INSTRUCTIONS TO FOLLOW.
In the following material, identify every line holding the string "Ricker" and return it.

[Dataset entries]

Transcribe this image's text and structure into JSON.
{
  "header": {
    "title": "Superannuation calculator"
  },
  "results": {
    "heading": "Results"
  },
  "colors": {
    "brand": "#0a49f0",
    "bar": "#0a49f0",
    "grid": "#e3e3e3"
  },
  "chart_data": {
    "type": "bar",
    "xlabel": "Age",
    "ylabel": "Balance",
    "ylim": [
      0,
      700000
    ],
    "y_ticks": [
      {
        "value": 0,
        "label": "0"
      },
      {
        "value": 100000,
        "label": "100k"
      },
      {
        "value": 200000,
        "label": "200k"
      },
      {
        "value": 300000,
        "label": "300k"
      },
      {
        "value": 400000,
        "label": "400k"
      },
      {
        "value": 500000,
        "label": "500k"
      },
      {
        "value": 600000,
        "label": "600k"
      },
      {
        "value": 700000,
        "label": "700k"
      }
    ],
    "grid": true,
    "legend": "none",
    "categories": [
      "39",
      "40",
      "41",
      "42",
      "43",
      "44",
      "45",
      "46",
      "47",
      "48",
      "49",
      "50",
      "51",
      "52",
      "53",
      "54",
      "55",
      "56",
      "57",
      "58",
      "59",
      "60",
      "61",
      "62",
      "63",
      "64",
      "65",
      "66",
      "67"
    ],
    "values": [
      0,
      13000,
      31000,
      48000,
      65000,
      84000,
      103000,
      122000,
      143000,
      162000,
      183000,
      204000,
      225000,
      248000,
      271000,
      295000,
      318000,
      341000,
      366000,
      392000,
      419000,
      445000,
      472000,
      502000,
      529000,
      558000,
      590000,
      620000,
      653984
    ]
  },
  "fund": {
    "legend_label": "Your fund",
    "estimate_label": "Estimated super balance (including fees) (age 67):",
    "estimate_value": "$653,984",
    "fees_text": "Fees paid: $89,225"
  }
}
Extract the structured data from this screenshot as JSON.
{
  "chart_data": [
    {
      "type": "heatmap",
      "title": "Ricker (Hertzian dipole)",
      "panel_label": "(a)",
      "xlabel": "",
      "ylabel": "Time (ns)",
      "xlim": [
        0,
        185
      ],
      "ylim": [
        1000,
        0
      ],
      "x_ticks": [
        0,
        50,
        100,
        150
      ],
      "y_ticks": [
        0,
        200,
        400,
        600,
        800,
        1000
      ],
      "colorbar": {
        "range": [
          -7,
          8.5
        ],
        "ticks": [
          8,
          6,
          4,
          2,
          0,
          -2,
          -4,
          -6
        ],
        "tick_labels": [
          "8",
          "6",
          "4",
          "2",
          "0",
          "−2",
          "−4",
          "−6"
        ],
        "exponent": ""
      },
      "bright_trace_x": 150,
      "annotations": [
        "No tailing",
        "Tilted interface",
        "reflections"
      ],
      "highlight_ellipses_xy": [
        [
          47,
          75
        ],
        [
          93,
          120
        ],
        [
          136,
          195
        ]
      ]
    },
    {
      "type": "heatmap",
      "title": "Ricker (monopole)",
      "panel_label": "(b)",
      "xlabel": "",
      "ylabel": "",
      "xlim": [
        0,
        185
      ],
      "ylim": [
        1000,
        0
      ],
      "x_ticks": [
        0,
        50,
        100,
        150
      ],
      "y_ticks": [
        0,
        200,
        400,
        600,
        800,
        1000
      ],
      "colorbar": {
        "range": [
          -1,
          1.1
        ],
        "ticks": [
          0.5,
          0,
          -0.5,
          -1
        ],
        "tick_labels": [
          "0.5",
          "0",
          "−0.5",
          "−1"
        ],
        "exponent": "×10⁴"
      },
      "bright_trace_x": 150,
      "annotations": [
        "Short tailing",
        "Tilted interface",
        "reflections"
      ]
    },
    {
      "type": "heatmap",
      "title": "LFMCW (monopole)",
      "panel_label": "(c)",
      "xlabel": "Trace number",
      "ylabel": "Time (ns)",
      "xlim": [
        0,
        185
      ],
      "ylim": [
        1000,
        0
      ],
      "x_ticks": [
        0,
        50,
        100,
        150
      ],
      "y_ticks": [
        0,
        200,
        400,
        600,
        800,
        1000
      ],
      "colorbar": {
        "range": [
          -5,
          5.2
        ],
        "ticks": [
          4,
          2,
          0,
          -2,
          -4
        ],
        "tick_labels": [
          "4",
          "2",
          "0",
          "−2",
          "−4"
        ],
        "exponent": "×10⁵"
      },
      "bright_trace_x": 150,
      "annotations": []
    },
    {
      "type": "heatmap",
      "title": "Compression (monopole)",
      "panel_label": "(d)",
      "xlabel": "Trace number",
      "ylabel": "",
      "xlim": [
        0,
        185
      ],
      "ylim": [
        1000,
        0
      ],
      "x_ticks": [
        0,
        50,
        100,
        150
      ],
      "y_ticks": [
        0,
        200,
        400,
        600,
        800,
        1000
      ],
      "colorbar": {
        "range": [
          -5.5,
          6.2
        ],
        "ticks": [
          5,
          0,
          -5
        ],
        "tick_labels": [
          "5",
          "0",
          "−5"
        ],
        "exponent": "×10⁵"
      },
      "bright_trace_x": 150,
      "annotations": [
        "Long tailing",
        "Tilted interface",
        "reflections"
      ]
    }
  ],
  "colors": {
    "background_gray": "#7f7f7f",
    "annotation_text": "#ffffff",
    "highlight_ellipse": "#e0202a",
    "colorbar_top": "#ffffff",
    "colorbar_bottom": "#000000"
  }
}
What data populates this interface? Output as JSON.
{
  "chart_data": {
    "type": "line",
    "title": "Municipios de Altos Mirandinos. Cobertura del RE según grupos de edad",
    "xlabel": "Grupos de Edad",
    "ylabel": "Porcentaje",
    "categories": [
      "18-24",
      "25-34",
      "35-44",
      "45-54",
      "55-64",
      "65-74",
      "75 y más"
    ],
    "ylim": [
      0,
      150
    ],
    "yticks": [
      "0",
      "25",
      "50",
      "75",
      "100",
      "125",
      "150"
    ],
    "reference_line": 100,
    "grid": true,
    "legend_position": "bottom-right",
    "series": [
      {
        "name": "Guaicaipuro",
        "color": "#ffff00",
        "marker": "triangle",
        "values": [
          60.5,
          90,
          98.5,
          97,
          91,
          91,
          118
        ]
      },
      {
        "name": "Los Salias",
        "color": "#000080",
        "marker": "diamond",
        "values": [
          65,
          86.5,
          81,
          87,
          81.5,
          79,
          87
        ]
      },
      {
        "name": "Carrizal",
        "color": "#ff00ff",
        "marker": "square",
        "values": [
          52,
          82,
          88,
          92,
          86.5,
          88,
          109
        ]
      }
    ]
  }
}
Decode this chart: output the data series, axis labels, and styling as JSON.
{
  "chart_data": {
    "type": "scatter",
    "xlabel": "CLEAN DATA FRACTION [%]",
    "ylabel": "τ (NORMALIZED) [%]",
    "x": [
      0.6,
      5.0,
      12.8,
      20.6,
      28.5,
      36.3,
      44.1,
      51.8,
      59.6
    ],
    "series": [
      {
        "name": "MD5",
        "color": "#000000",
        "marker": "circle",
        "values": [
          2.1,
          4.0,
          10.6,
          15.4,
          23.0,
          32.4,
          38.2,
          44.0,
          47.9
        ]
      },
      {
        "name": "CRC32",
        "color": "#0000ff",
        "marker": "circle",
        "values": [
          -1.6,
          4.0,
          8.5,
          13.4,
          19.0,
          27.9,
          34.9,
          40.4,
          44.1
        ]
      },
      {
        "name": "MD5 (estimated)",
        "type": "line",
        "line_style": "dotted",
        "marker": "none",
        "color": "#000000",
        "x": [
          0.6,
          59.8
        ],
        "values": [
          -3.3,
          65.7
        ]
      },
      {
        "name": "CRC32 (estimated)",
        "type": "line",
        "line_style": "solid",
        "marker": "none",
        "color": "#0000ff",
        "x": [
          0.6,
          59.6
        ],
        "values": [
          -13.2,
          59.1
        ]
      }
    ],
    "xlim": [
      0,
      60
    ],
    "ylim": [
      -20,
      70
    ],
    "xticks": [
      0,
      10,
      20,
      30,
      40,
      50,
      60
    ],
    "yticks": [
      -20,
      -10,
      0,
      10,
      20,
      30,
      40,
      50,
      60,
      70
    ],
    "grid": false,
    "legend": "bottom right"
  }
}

ANSWER TO THIS EXERCISE.
      "title": "Ricker (Hertzian dipole)",
      "title": "Ricker (monopole)",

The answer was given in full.